REQUIREMENT: All of the data needs to be repeated exactly.

(Items from a figure collection)
= = = = = = =

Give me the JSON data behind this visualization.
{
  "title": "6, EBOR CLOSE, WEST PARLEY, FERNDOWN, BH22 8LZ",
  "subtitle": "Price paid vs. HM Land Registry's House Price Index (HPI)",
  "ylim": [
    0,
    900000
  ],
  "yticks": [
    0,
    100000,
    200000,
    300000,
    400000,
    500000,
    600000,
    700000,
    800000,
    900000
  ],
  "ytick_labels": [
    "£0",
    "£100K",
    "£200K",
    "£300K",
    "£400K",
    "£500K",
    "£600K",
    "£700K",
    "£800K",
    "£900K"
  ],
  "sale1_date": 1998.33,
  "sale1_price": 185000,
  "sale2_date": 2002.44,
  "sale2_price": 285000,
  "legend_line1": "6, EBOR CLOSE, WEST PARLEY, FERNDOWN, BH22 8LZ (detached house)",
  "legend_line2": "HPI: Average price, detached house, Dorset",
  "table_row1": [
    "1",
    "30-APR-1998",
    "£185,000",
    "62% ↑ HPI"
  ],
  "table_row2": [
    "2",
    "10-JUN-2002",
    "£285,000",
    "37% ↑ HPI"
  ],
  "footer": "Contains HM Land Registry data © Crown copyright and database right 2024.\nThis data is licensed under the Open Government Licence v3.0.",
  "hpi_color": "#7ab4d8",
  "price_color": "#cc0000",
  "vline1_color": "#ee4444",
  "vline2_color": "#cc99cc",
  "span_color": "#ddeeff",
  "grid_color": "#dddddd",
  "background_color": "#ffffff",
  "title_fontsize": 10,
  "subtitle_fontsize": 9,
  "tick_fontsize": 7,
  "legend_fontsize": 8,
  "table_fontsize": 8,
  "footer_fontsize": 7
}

= = = = = = =

TASK RESPONSE:
Give me the JSON data behind this visualization.
{
  "title": "6, EBOR CLOSE, WEST PARLEY, FERNDOWN, BH22 8LZ",
  "subtitle": "Price paid vs. HM Land Registry's House Price Index (HPI)",
  "ylim": [
    0,
    900000
  ],
  "yticks": [
    0,
    100000,
    200000,
    300000,
    400000,
    500000,
    600000,
    700000,
    800000,
    900000
  ],
  "ytick_labels": [
    "£0",
    "£100K",
    "£200K",
    "£300K",
    "£400K",
    "£500K",
    "£600K",
    "£700K",
    "£800K",
    "£900K"
  ],
  "sale1_date": 1998.33,
  "sale1_price": 185000,
  "sale2_date": 2002.44,
  "sale2_price": 285000,
  "legend_line1": "6, EBOR CLOSE, WEST PARLEY, FERNDOWN, BH22 8LZ (detached house)",
  "legend_line2": "HPI: Average price, detached house, Dorset",
  "table_row1": [
    "1",
    "30-APR-1998",
    "£185,000",
    "62% ↑ HPI"
  ],
  "table_row2": [
    "2",
    "10-JUN-2002",
    "£285,000",
    "37% ↑ HPI"
  ],
  "footer": "Contains HM Land Registry data © Crown copyright and database right 2024.\nThis data is licensed under the Open Government Licence v3.0.",
  "hpi_color": "#7ab4d8",
  "price_color": "#cc0000",
  "vline1_color": "#ee4444",
  "vline2_color": "#cc99cc",
  "span_color": "#ddeeff",
  "grid_color": "#dddddd",
  "background_color": "#ffffff",
  "title_fontsize": 10,
  "subtitle_fontsize": 9,
  "tick_fontsize": 7,
  "legend_fontsize": 8,
  "table_fontsize": 8,
  "footer_fontsize": 7
}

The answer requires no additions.